▸ Records for this task:
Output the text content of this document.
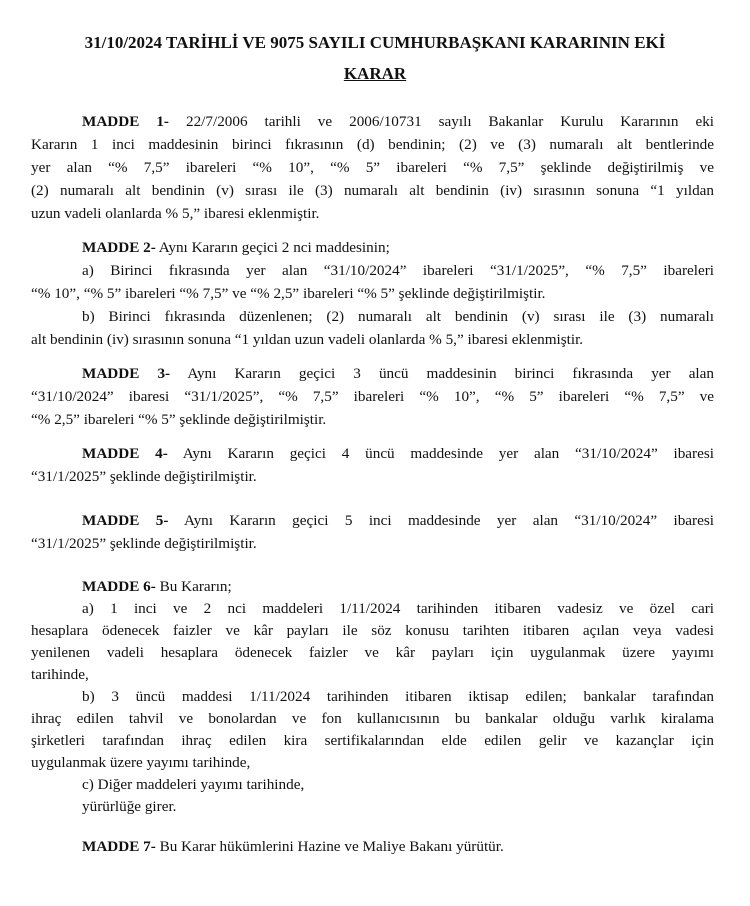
31/10/2024 TARİHLİ VE 9075 SAYILI CUMHURBAŞKANI KARARININ EKİ
KARAR
MADDE 1- 22/7/2006 tarihli ve 2006/10731 sayılı Bakanlar Kurulu Kararının eki
Kararın 1 inci maddesinin birinci fıkrasının (d) bendinin; (2) ve (3) numaralı alt bentlerinde
yer alan “% 7,5” ibareleri “% 10”, “% 5” ibareleri “% 7,5” şeklinde değiştirilmiş ve
(2) numaralı alt bendinin (v) sırası ile (3) numaralı alt bendinin (iv) sırasının sonuna “1 yıldan
uzun vadeli olanlarda % 5,” ibaresi eklenmiştir.
MADDE 2- Aynı Kararın geçici 2 nci maddesinin;
a) Birinci fıkrasında yer alan “31/10/2024” ibareleri “31/1/2025”, “% 7,5” ibareleri
“% 10”, “% 5” ibareleri “% 7,5” ve “% 2,5” ibareleri “% 5” şeklinde değiştirilmiştir.
b) Birinci fıkrasında düzenlenen; (2) numaralı alt bendinin (v) sırası ile (3) numaralı
alt bendinin (iv) sırasının sonuna “1 yıldan uzun vadeli olanlarda % 5,” ibaresi eklenmiştir.
MADDE 3- Aynı Kararın geçici 3 üncü maddesinin birinci fıkrasında yer alan
“31/10/2024” ibaresi “31/1/2025”, “% 7,5” ibareleri “% 10”, “% 5” ibareleri “% 7,5” ve
“% 2,5” ibareleri “% 5” şeklinde değiştirilmiştir.
MADDE 4- Aynı Kararın geçici 4 üncü maddesinde yer alan “31/10/2024” ibaresi
“31/1/2025” şeklinde değiştirilmiştir.
MADDE 5- Aynı Kararın geçici 5 inci maddesinde yer alan “31/10/2024” ibaresi
“31/1/2025” şeklinde değiştirilmiştir.
MADDE 6- Bu Kararın;
a) 1 inci ve 2 nci maddeleri 1/11/2024 tarihinden itibaren vadesiz ve özel cari
hesaplara ödenecek faizler ve kâr payları ile söz konusu tarihten itibaren açılan veya vadesi
yenilenen vadeli hesaplara ödenecek faizler ve kâr payları için uygulanmak üzere yayımı
tarihinde,
b) 3 üncü maddesi 1/11/2024 tarihinden itibaren iktisap edilen; bankalar tarafından
ihraç edilen tahvil ve bonolardan ve fon kullanıcısının bu bankalar olduğu varlık kiralama
şirketleri tarafından ihraç edilen kira sertifikalarından elde edilen gelir ve kazançlar için
uygulanmak üzere yayımı tarihinde,
c) Diğer maddeleri yayımı tarihinde,
yürürlüğe girer.
MADDE 7- Bu Karar hükümlerini Hazine ve Maliye Bakanı yürütür.
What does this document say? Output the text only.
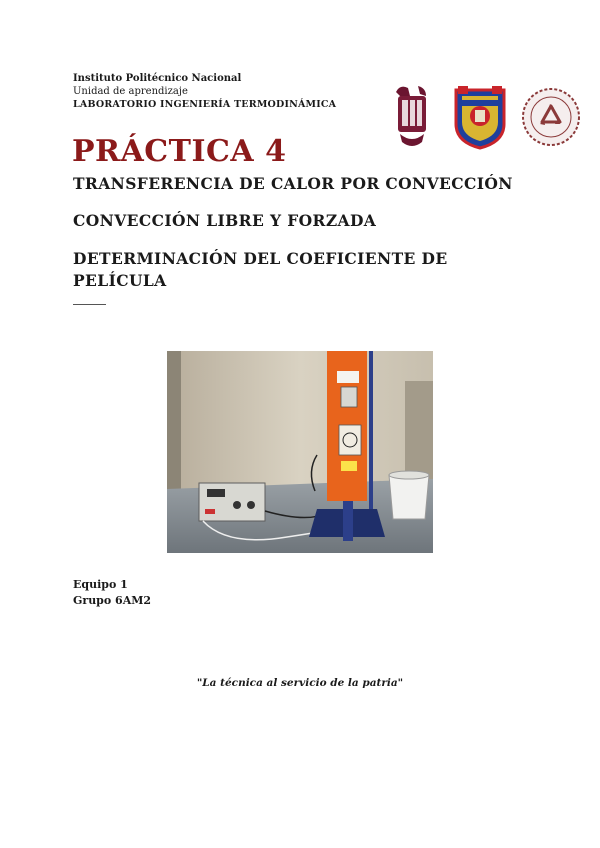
Instituto Politécnico Nacional
Unidad de aprendizaje
LABORATORIO INGENIERÍA TERMODINÁMICA
PRÁCTICA 4
TRANSFERENCIA DE CALOR POR CONVECCIÓN
CONVECCIÓN LIBRE Y FORZADA
DETERMINACIÓN DEL COEFICIENTE DE PELÍCULA
Equipo 1
Grupo 6AM2
"La técnica al servicio de la patria"
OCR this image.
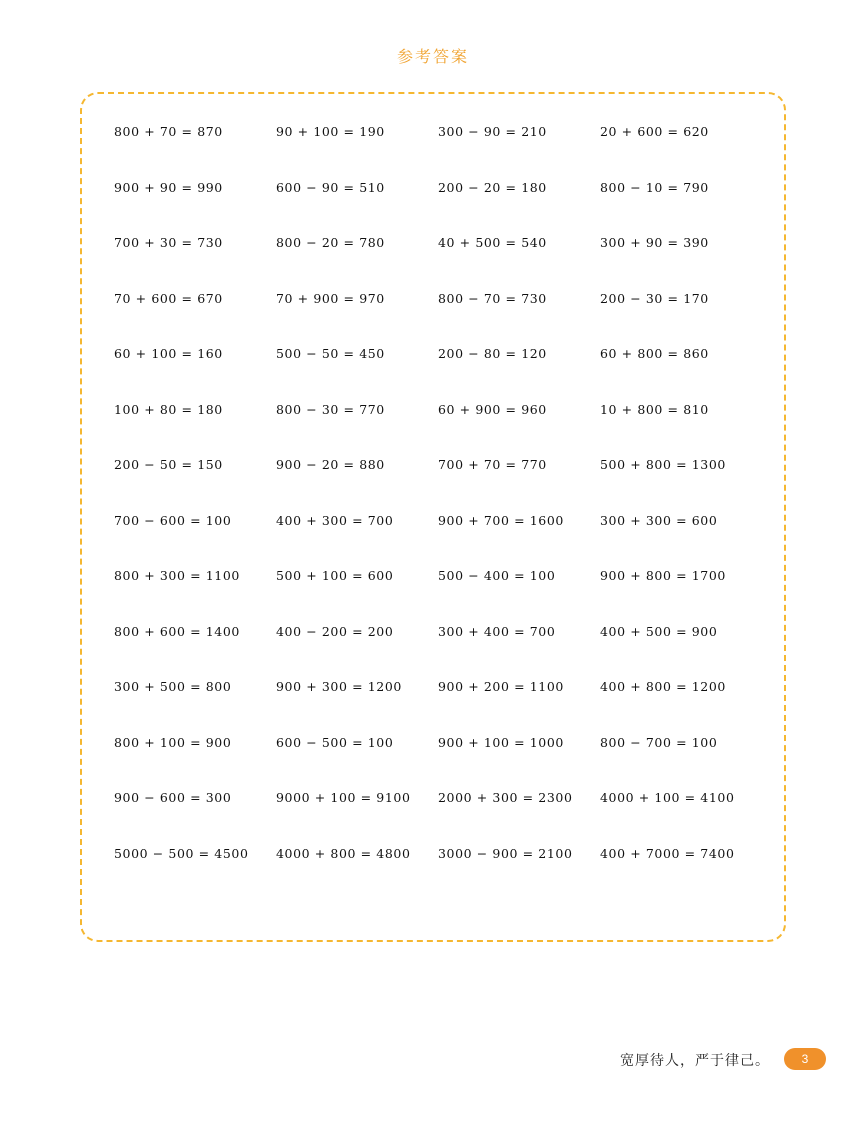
参考答案
800 + 70 = 870	90 + 100 = 190	300 − 90 = 210	20 + 600 = 620
900 + 90 = 990	600 − 90 = 510	200 − 20 = 180	800 − 10 = 790
700 + 30 = 730	800 − 20 = 780	40 + 500 = 540	300 + 90 = 390
70 + 600 = 670	70 + 900 = 970	800 − 70 = 730	200 − 30 = 170
60 + 100 = 160	500 − 50 = 450	200 − 80 = 120	60 + 800 = 860
100 + 80 = 180	800 − 30 = 770	60 + 900 = 960	10 + 800 = 810
200 − 50 = 150	900 − 20 = 880	700 + 70 = 770	500 + 800 = 1300
700 − 600 = 100	400 + 300 = 700	900 + 700 = 1600	300 + 300 = 600
800 + 300 = 1100	500 + 100 = 600	500 − 400 = 100	900 + 800 = 1700
800 + 600 = 1400	400 − 200 = 200	300 + 400 = 700	400 + 500 = 900
300 + 500 = 800	900 + 300 = 1200	900 + 200 = 1100	400 + 800 = 1200
800 + 100 = 900	600 − 500 = 100	900 + 100 = 1000	800 − 700 = 100
900 − 600 = 300	9000 + 100 = 9100	2000 + 300 = 2300	4000 + 100 = 4100
5000 − 500 = 4500	4000 + 800 = 4800	3000 − 900 = 2100	400 + 7000 = 7400
宽厚待人，严于律己。	3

▸ Problem statement:
Omit the pictures, then quote the rest of the material above exactly.

▸ Response:
Output the text content of this document.
31/10/2024 TARİHLİ VE 9075 SAYILI CUMHURBAŞKANI KARARININ EKİ
KARAR
MADDE 1- 22/7/2006 tarihli ve 2006/10731 sayılı Bakanlar Kurulu Kararının eki
Kararın 1 inci maddesinin birinci fıkrasının (d) bendinin; (2) ve (3) numaralı alt bentlerinde
yer alan “% 7,5” ibareleri “% 10”, “% 5” ibareleri “% 7,5” şeklinde değiştirilmiş ve
(2) numaralı alt bendinin (v) sırası ile (3) numaralı alt bendinin (iv) sırasının sonuna “1 yıldan
uzun vadeli olanlarda % 5,” ibaresi eklenmiştir.
MADDE 2- Aynı Kararın geçici 2 nci maddesinin;
a) Birinci fıkrasında yer alan “31/10/2024” ibareleri “31/1/2025”, “% 7,5” ibareleri
“% 10”, “% 5” ibareleri “% 7,5” ve “% 2,5” ibareleri “% 5” şeklinde değiştirilmiştir.
b) Birinci fıkrasında düzenlenen; (2) numaralı alt bendinin (v) sırası ile (3) numaralı
alt bendinin (iv) sırasının sonuna “1 yıldan uzun vadeli olanlarda % 5,” ibaresi eklenmiştir.
MADDE 3- Aynı Kararın geçici 3 üncü maddesinin birinci fıkrasında yer alan
“31/10/2024” ibaresi “31/1/2025”, “% 7,5” ibareleri “% 10”, “% 5” ibareleri “% 7,5” ve
“% 2,5” ibareleri “% 5” şeklinde değiştirilmiştir.
MADDE 4- Aynı Kararın geçici 4 üncü maddesinde yer alan “31/10/2024” ibaresi
“31/1/2025” şeklinde değiştirilmiştir.
MADDE 5- Aynı Kararın geçici 5 inci maddesinde yer alan “31/10/2024” ibaresi
“31/1/2025” şeklinde değiştirilmiştir.
MADDE 6- Bu Kararın;
a) 1 inci ve 2 nci maddeleri 1/11/2024 tarihinden itibaren vadesiz ve özel cari
hesaplara ödenecek faizler ve kâr payları ile söz konusu tarihten itibaren açılan veya vadesi
yenilenen vadeli hesaplara ödenecek faizler ve kâr payları için uygulanmak üzere yayımı
tarihinde,
b) 3 üncü maddesi 1/11/2024 tarihinden itibaren iktisap edilen; bankalar tarafından
ihraç edilen tahvil ve bonolardan ve fon kullanıcısının bu bankalar olduğu varlık kiralama
şirketleri tarafından ihraç edilen kira sertifikalarından elde edilen gelir ve kazançlar için
uygulanmak üzere yayımı tarihinde,
c) Diğer maddeleri yayımı tarihinde,
yürürlüğe girer.
MADDE 7- Bu Karar hükümlerini Hazine ve Maliye Bakanı yürütür.
What does this document say? Output the text only.
Instituto Politécnico Nacional
Unidad de aprendizaje
LABORATORIO INGENIERÍA TERMODINÁMICA
PRÁCTICA 4
TRANSFERENCIA DE CALOR POR CONVECCIÓN
CONVECCIÓN LIBRE Y FORZADA
DETERMINACIÓN DEL COEFICIENTE DE PELÍCULA
Equipo 1
Grupo 6AM2
"La técnica al servicio de la patria"
OCR this image.
参考答案
800 + 70 = 870	90 + 100 = 190	300 − 90 = 210	20 + 600 = 620
900 + 90 = 990	600 − 90 = 510	200 − 20 = 180	800 − 10 = 790
700 + 30 = 730	800 − 20 = 780	40 + 500 = 540	300 + 90 = 390
70 + 600 = 670	70 + 900 = 970	800 − 70 = 730	200 − 30 = 170
60 + 100 = 160	500 − 50 = 450	200 − 80 = 120	60 + 800 = 860
100 + 80 = 180	800 − 30 = 770	60 + 900 = 960	10 + 800 = 810
200 − 50 = 150	900 − 20 = 880	700 + 70 = 770	500 + 800 = 1300
700 − 600 = 100	400 + 300 = 700	900 + 700 = 1600	300 + 300 = 600
800 + 300 = 1100	500 + 100 = 600	500 − 400 = 100	900 + 800 = 1700
800 + 600 = 1400	400 − 200 = 200	300 + 400 = 700	400 + 500 = 900
300 + 500 = 800	900 + 300 = 1200	900 + 200 = 1100	400 + 800 = 1200
800 + 100 = 900	600 − 500 = 100	900 + 100 = 1000	800 − 700 = 100
900 − 600 = 300	9000 + 100 = 9100	2000 + 300 = 2300	4000 + 100 = 4100
5000 − 500 = 4500	4000 + 800 = 4800	3000 − 900 = 2100	400 + 7000 = 7400
宽厚待人，严于律己。	3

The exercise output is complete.